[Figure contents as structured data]
= = = = =
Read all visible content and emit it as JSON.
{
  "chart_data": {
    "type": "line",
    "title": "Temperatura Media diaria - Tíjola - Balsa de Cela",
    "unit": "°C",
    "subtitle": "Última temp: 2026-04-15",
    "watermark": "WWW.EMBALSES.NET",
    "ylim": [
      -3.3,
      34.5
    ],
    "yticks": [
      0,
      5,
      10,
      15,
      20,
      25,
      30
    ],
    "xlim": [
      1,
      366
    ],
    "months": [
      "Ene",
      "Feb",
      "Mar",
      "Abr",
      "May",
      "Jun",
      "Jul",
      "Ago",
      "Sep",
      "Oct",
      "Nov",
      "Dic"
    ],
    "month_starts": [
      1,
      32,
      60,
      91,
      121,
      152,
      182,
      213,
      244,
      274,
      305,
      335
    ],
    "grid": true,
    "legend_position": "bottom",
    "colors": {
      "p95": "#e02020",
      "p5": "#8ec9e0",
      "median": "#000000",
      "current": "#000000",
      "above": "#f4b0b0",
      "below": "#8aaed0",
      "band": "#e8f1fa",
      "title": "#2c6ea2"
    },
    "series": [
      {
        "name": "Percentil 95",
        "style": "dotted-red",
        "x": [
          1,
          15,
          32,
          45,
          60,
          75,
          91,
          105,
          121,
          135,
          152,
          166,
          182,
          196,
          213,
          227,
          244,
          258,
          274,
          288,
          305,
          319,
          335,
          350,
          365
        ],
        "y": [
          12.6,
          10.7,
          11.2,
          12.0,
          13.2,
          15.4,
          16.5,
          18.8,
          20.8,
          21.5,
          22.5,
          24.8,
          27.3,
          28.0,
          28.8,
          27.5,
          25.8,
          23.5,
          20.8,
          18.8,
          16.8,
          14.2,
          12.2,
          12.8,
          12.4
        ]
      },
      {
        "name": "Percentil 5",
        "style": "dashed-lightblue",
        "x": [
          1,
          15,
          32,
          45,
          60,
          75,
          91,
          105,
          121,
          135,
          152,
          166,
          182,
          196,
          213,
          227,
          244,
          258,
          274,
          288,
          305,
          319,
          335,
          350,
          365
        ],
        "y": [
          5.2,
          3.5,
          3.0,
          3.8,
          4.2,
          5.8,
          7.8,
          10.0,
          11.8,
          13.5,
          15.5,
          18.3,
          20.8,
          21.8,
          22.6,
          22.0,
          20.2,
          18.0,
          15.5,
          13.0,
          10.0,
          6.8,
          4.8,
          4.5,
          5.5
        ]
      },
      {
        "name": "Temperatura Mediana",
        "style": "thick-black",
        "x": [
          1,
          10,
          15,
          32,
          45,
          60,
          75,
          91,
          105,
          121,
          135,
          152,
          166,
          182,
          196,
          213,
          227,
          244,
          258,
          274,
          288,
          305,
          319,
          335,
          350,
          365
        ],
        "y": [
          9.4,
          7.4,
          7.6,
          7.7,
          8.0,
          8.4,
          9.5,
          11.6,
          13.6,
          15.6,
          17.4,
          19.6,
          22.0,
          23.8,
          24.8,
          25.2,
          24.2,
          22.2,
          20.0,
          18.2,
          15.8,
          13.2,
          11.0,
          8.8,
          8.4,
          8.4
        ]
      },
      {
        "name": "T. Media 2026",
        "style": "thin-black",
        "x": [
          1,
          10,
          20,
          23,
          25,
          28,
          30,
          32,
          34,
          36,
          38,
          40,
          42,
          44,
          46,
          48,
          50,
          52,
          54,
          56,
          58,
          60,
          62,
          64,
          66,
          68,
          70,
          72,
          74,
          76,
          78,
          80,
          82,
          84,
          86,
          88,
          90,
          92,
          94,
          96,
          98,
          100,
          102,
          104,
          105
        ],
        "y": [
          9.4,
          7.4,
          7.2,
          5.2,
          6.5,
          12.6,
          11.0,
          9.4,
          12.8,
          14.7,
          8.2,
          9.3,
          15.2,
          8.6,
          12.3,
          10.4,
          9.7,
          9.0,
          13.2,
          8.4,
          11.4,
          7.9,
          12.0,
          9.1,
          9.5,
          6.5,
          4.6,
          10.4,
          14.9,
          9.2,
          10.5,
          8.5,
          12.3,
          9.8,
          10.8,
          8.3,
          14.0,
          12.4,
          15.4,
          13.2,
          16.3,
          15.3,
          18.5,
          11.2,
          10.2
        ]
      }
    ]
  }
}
= = = = =
What to do: In the data above, how many lines contain the string "Temperatura"? Answer with the number only.

Problem solution: 2